• TASK GOAL: Where in the material does the word "with" appear? Copy each line that has it.
──────── INPUT FOR THIS TASK
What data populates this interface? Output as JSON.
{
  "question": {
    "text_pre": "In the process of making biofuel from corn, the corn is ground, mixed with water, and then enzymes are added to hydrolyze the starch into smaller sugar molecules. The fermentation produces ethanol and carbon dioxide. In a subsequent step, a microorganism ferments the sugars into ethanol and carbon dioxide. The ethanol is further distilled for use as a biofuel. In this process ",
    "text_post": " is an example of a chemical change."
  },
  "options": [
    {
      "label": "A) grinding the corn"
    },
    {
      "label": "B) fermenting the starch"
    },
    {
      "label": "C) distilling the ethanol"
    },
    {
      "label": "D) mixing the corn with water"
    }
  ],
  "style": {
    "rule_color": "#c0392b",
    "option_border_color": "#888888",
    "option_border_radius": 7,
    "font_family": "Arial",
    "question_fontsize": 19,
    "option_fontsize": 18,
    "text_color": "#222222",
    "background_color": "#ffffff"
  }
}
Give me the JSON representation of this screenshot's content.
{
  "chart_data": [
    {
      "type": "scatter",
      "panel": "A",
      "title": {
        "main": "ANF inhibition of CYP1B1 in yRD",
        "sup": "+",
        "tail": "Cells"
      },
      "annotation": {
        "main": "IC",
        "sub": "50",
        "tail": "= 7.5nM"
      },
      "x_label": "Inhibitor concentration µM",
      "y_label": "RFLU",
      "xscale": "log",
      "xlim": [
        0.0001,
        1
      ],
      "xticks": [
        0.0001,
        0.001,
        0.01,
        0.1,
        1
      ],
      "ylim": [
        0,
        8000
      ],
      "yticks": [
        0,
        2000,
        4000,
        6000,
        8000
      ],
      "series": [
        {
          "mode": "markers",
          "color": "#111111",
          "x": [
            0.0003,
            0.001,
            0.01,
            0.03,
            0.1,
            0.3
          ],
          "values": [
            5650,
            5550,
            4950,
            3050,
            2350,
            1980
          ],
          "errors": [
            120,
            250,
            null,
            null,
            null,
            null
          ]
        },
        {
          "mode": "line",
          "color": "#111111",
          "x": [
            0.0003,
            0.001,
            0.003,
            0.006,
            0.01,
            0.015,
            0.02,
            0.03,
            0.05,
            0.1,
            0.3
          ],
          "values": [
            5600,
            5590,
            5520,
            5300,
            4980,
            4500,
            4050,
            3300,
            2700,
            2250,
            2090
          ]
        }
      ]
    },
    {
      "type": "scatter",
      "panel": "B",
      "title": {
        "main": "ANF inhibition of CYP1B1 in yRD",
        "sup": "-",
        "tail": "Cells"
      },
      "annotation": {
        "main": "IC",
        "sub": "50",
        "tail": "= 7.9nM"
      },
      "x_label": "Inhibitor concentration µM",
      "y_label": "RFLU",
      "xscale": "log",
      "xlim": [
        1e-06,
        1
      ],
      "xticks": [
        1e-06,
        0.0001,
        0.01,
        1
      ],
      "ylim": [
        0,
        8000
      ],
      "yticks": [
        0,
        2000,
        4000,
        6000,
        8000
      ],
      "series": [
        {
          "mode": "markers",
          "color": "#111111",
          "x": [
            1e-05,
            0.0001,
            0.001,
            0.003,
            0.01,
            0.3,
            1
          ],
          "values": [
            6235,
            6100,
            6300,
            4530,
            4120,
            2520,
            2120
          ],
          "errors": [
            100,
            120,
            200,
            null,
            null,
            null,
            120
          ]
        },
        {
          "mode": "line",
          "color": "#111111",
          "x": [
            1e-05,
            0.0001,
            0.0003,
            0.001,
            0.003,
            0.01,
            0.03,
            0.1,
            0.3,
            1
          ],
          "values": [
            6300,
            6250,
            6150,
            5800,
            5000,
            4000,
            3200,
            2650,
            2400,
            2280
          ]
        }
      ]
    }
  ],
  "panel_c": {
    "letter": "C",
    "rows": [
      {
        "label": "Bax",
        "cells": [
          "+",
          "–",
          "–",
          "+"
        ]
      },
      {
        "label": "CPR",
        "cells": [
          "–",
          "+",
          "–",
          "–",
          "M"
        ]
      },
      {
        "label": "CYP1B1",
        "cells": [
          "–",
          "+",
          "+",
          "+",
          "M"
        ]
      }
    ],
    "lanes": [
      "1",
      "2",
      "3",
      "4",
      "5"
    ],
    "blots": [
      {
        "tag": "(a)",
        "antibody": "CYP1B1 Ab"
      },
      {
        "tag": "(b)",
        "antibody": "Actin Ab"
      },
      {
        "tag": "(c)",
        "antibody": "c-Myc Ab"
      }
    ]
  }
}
────────────────
• TASK ANSWER:
    "text_pre": "In the process of making biofuel from corn, the corn is ground, mixed with water, and then enzymes are added to hydrolyze the starch into smaller sugar molecules. The fermentation produces ethanol and carbon dioxide. In a subsequent step, a microorganism ferments the sugars into ethanol and carbon dioxide. The ethanol is further distilled for use as a biofuel. In this process ",
      "label": "D) mixing the corn with water"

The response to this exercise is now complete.